# What you will do
State only how many lines contain the string "colutorio".

# Records for processing
################
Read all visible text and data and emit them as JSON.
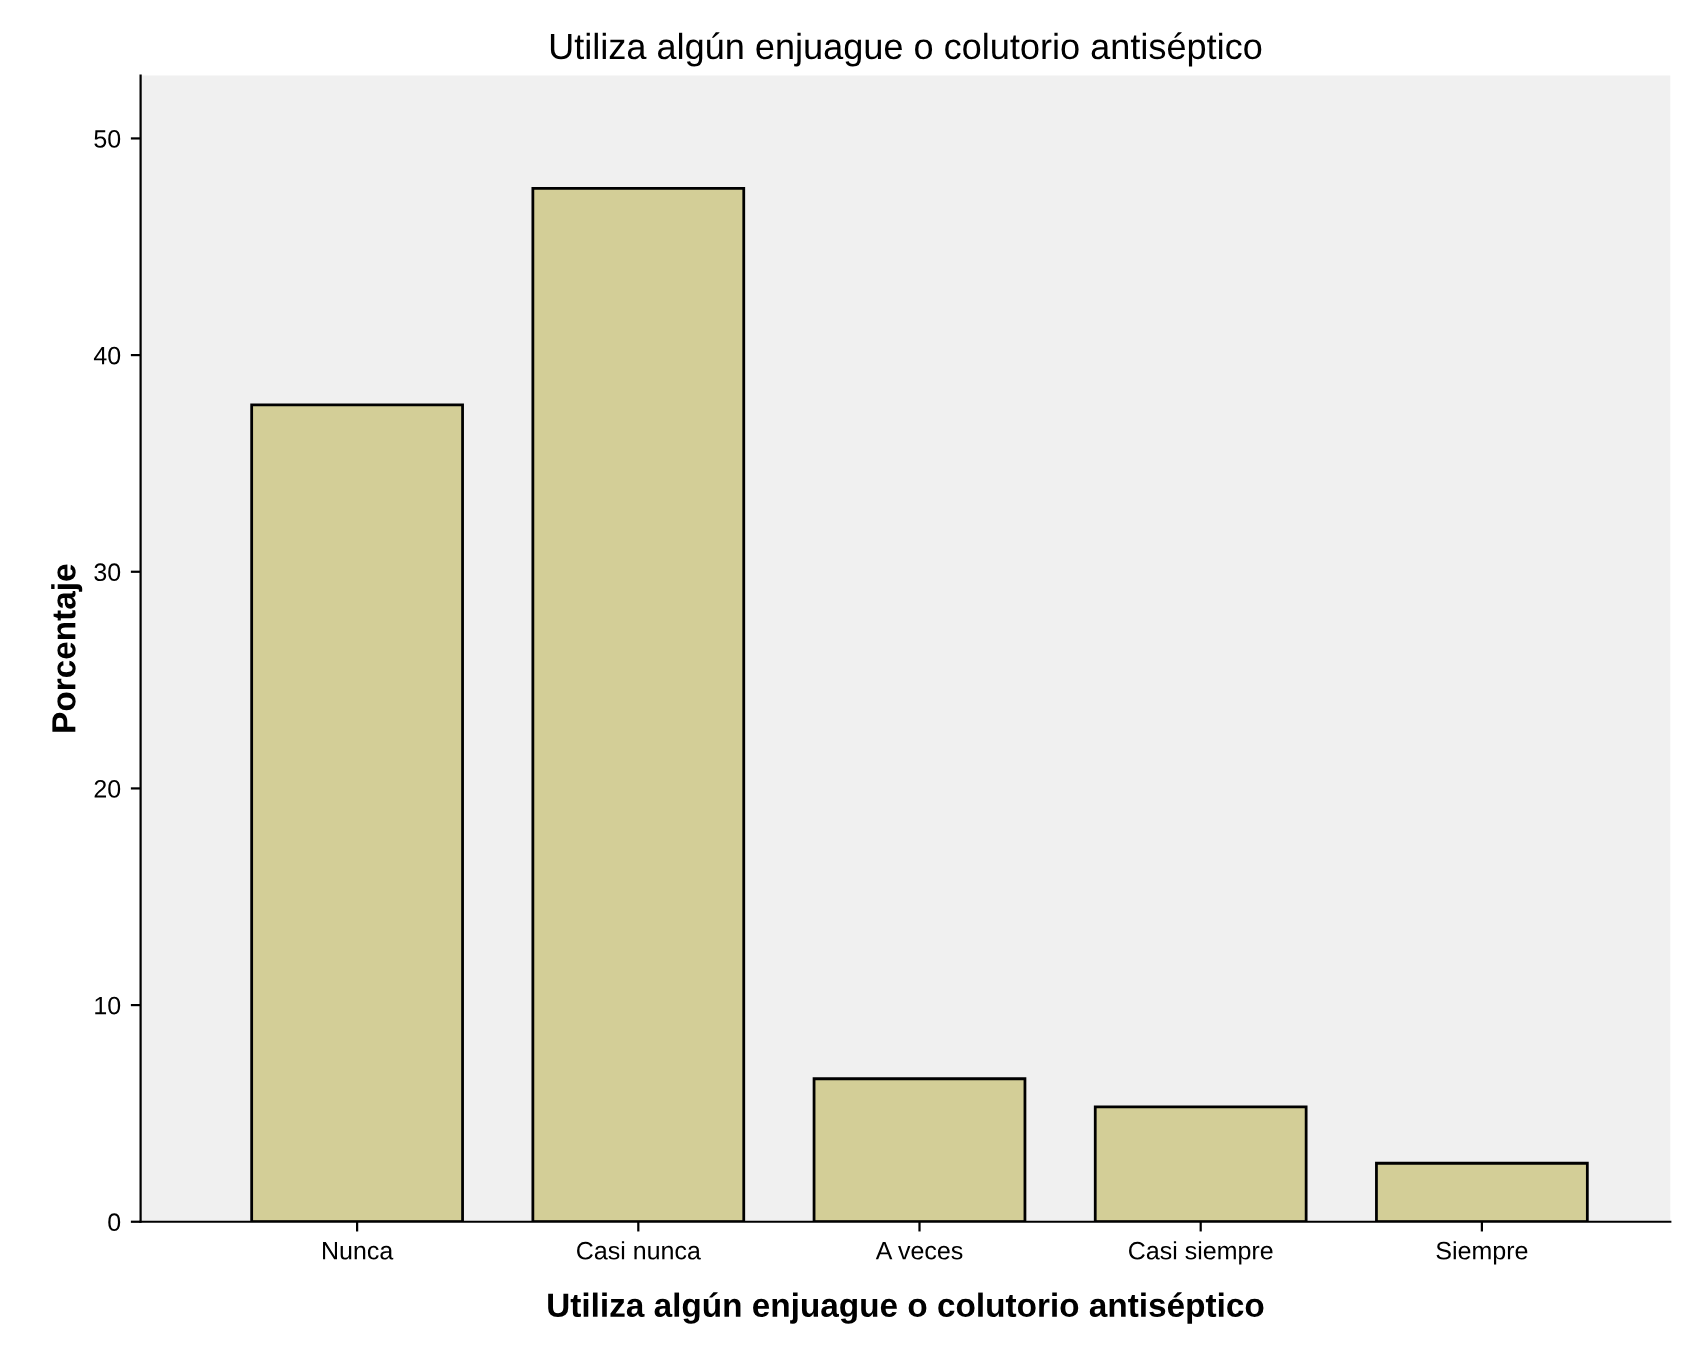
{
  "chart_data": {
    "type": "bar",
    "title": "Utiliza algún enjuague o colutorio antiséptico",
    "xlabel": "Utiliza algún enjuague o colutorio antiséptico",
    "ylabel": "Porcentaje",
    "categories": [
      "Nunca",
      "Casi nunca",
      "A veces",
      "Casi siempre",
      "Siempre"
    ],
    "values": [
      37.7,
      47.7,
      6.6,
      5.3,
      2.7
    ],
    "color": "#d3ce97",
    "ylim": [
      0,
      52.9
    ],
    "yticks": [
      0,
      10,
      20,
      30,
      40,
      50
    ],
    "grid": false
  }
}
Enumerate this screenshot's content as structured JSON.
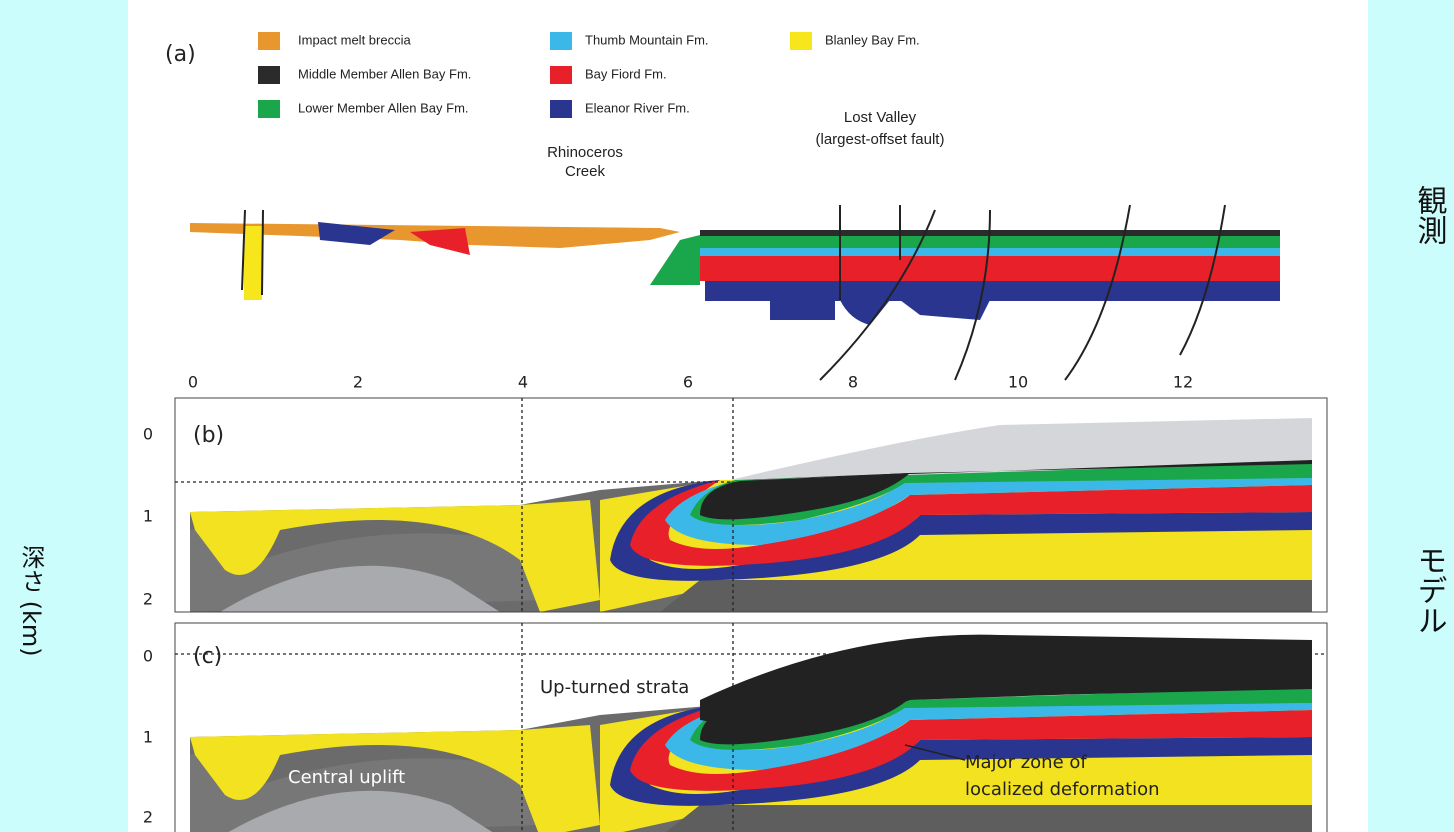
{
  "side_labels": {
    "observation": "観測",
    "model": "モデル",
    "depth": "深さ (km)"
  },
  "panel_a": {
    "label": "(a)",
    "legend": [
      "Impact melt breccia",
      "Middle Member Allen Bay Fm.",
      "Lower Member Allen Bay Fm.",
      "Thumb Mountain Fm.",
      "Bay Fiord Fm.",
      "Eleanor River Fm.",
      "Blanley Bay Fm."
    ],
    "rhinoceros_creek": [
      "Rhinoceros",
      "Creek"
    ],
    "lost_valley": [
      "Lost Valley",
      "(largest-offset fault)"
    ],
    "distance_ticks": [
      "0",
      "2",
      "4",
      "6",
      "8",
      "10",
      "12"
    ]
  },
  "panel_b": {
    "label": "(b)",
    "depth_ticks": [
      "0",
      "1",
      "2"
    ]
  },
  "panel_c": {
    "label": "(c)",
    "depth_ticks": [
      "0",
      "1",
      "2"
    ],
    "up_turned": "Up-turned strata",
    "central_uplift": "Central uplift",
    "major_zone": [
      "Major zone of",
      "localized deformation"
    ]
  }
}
################
# Answer
2